Request
Transcribe all the entries word for word, skipping the pictures.

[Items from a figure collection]
^^^^

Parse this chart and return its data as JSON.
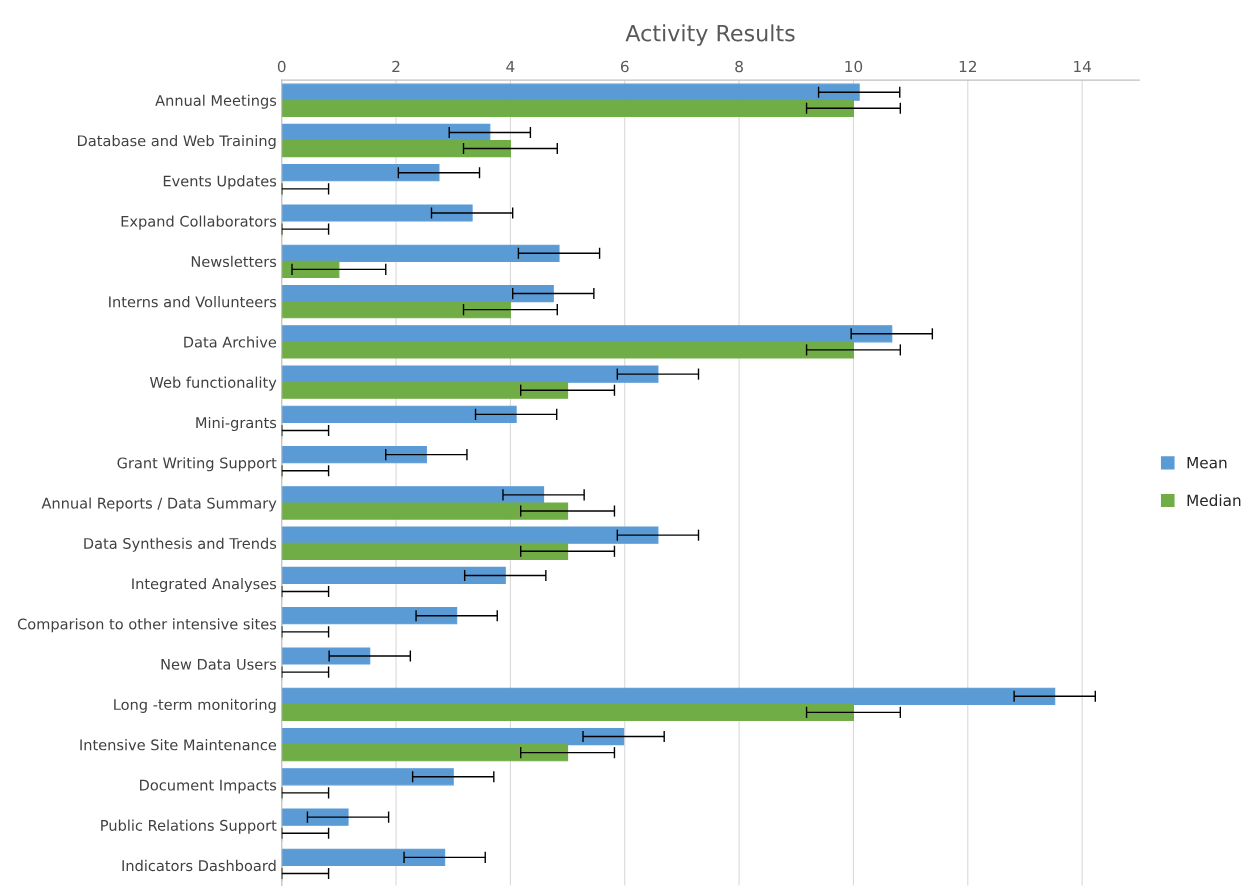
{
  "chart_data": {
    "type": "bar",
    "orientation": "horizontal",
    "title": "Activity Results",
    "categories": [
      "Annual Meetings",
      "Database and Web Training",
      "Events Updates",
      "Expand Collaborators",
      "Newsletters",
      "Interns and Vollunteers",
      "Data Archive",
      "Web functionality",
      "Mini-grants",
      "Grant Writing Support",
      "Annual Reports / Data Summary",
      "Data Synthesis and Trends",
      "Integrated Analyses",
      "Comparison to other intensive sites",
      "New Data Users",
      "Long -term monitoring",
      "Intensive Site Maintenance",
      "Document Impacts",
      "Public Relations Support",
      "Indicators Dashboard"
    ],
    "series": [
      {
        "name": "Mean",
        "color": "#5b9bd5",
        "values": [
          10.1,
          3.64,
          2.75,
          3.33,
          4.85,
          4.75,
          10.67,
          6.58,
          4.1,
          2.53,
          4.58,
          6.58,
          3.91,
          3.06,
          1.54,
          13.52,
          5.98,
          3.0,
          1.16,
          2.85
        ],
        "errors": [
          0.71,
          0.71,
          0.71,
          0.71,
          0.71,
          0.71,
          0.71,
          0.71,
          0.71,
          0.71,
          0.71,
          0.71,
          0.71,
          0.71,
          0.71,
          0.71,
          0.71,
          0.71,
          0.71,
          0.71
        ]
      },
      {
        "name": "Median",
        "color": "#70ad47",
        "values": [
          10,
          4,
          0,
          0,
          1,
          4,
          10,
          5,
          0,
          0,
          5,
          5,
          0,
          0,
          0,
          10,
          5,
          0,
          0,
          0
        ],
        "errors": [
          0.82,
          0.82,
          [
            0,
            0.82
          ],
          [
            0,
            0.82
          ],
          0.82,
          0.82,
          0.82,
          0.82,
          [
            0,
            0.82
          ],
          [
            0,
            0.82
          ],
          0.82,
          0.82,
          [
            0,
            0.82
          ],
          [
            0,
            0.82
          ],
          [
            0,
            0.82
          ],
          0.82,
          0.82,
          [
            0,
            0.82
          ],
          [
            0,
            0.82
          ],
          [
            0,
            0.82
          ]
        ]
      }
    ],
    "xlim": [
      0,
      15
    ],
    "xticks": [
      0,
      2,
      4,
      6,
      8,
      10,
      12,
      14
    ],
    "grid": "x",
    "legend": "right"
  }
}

^^^^

Task result
Parse this chart and return its data as JSON.
{
  "chart_data": {
    "type": "bar",
    "orientation": "horizontal",
    "title": "Activity Results",
    "categories": [
      "Annual Meetings",
      "Database and Web Training",
      "Events Updates",
      "Expand Collaborators",
      "Newsletters",
      "Interns and Vollunteers",
      "Data Archive",
      "Web functionality",
      "Mini-grants",
      "Grant Writing Support",
      "Annual Reports / Data Summary",
      "Data Synthesis and Trends",
      "Integrated Analyses",
      "Comparison to other intensive sites",
      "New Data Users",
      "Long -term monitoring",
      "Intensive Site Maintenance",
      "Document Impacts",
      "Public Relations Support",
      "Indicators Dashboard"
    ],
    "series": [
      {
        "name": "Mean",
        "color": "#5b9bd5",
        "values": [
          10.1,
          3.64,
          2.75,
          3.33,
          4.85,
          4.75,
          10.67,
          6.58,
          4.1,
          2.53,
          4.58,
          6.58,
          3.91,
          3.06,
          1.54,
          13.52,
          5.98,
          3.0,
          1.16,
          2.85
        ],
        "errors": [
          0.71,
          0.71,
          0.71,
          0.71,
          0.71,
          0.71,
          0.71,
          0.71,
          0.71,
          0.71,
          0.71,
          0.71,
          0.71,
          0.71,
          0.71,
          0.71,
          0.71,
          0.71,
          0.71,
          0.71
        ]
      },
      {
        "name": "Median",
        "color": "#70ad47",
        "values": [
          10,
          4,
          0,
          0,
          1,
          4,
          10,
          5,
          0,
          0,
          5,
          5,
          0,
          0,
          0,
          10,
          5,
          0,
          0,
          0
        ],
        "errors": [
          0.82,
          0.82,
          [
            0,
            0.82
          ],
          [
            0,
            0.82
          ],
          0.82,
          0.82,
          0.82,
          0.82,
          [
            0,
            0.82
          ],
          [
            0,
            0.82
          ],
          0.82,
          0.82,
          [
            0,
            0.82
          ],
          [
            0,
            0.82
          ],
          [
            0,
            0.82
          ],
          0.82,
          0.82,
          [
            0,
            0.82
          ],
          [
            0,
            0.82
          ],
          [
            0,
            0.82
          ]
        ]
      }
    ],
    "xlim": [
      0,
      15
    ],
    "xticks": [
      0,
      2,
      4,
      6,
      8,
      10,
      12,
      14
    ],
    "grid": "x",
    "legend": "right"
  }
}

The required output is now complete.